WORK INSTRUCTION 1:
In the Kyalami 9 Hour passage, how many cars lined up on the grid for the rolling start?
WORK INSTRUCTION 2:
Carry on the Kyalami 9 Hour race report, beginning after its final sentence.

SOURCE PASSAGE:

===

Venter and his team were called 'greedy liars' who don’t care about motorsport (amongst some other things) on social media. But unknown to them, Venter and co worked hard behind the scenes and soon the announcement came that the final round of the 2019 Intercontinental GT Championship would be held at the circuit in the form of the Kyalami 9 Hour.

Early battles

The weekend saw a 28-car strong grid line-up for the 1PM rolling start. With the Mercedes AMG GT3 of Maxi Buhk, Maro Engel and Raffaele Marciello retiring shortly after the start, the opening laps saw an all Porsche 911 GT3 R battle at the front of the field; a sight to behold for the circuit owners.

Kyalami 9 hour

                                                                    Image: Reynard Gelderblom

The pole-sitting Frikadelli Racing Porsche driven by Dennis Olsen and the GPX Racing Porsche with Kevin Estre behind the wheel battled it out in the early stages, but the first safety car brought on a quick change of fortunes.

===

RECORDED DATA:
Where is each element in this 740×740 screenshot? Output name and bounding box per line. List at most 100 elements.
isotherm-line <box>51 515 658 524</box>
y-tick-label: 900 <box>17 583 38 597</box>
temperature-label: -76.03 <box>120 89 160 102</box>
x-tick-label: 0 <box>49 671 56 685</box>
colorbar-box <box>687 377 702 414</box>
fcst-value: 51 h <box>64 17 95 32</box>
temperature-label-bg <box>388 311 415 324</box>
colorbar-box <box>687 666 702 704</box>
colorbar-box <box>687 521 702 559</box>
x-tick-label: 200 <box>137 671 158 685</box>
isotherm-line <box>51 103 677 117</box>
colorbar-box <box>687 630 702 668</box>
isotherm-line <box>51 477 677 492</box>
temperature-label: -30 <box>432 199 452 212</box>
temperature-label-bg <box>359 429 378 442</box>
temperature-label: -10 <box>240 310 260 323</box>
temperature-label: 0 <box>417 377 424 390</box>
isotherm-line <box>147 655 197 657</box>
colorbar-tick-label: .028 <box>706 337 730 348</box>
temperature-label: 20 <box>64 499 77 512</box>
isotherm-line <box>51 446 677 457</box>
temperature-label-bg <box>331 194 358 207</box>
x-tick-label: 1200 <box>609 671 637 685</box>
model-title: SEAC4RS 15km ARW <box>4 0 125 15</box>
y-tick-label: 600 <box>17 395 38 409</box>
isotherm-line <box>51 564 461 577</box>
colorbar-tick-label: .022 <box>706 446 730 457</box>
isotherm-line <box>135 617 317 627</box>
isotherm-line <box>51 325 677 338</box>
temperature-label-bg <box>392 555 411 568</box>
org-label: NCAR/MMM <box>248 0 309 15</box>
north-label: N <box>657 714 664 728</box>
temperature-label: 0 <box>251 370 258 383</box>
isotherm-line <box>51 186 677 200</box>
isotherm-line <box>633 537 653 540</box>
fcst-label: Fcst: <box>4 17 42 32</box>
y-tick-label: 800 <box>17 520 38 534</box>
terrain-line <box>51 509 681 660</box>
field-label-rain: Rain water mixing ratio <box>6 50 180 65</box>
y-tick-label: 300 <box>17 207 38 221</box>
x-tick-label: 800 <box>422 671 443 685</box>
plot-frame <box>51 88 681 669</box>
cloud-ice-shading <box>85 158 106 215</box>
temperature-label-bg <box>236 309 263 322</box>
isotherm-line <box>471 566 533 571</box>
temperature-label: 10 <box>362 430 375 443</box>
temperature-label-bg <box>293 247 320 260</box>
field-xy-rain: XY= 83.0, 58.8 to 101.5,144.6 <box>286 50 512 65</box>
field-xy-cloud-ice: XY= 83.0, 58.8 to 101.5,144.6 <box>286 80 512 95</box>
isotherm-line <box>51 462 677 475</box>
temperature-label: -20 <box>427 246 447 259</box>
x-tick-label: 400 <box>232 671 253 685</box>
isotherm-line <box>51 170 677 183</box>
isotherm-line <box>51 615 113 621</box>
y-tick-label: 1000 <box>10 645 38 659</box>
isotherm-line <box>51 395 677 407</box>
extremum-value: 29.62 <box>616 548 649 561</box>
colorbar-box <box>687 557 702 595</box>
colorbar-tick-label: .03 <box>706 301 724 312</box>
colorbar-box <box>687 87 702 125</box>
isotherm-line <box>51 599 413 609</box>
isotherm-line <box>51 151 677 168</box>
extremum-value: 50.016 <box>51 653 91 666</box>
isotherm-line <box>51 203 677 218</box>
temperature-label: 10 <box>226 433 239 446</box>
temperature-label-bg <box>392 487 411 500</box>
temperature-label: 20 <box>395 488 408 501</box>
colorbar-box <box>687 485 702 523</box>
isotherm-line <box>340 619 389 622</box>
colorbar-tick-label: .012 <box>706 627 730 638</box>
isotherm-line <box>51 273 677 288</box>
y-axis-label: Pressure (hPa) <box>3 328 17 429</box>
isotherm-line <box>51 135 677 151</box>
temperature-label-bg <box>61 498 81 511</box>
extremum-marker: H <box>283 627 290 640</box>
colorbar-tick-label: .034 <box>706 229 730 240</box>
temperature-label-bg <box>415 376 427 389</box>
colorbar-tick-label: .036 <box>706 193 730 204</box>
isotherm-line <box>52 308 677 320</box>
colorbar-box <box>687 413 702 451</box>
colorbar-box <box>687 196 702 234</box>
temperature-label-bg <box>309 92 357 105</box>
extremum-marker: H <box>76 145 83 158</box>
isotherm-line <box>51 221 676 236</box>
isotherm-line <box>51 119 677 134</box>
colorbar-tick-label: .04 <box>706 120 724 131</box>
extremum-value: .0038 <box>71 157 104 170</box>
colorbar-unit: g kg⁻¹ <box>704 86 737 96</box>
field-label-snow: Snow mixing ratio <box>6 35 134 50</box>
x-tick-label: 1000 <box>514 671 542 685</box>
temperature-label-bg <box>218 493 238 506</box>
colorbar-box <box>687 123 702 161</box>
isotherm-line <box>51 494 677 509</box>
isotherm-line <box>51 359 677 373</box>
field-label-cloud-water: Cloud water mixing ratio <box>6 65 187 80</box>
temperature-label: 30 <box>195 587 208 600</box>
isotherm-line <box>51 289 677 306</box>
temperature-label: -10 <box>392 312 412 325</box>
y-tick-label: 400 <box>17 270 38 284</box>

===

ANSWER SPACE 1:
28 cars

ANSWER SPACE 2:
Nick Tandy took over the driving duties at this stage for Frikadelli Racing while Michael Christensen got into the GPX Racing entrant. Tandy had his share of good fortune and survived a few nail-biting moments in this stint with contact between the two cars seeing Frikadelli Racing being issued with a drive-through penalty.

Silver Class winners WTM Racing

                                                                  Image: Reynard Gelderblom

Meanwhile, the Walkenhorst racing BMW M6 GT3 with Mikkel Jensen delivered a strong performance as the sunset over the circuit. But late springtime in Gauteng is known for its brisk changes in weather condition and a massive thunderstorm with severe rain arrived soon.

With the #108 Bentley Team M-Sport Continental GT3 off track, the safety car was deployed and would stay ahead of the pack for nearly two hours with conditions not improving. With just under half an hour to go the green flag came out again to signal a night-time sprint to the line.

Team orders in the Porsche camp followed with GPX Racing being requested to let the Frikadelli Racing entry through into the lead which would see Olsen take the 2019 Drivers title while Porsche secured their Manufacturers title, this at the home of Porsche South Africa.

Walkenhorst Racing finished as runner-up ahead of GPX Racing. The highest-ranked entrant with a South African connection was BMW Team Schnitzer where DTM ace Sheldon van der Linde shared the BMW M6 GT3 with Martin Tomczyk and Augusto Farfus.

This team held the lead right before the end of the final safety car period but opted to take a drive-through penalty to prevent a harsher penalty for exceeding driver maximum running-time.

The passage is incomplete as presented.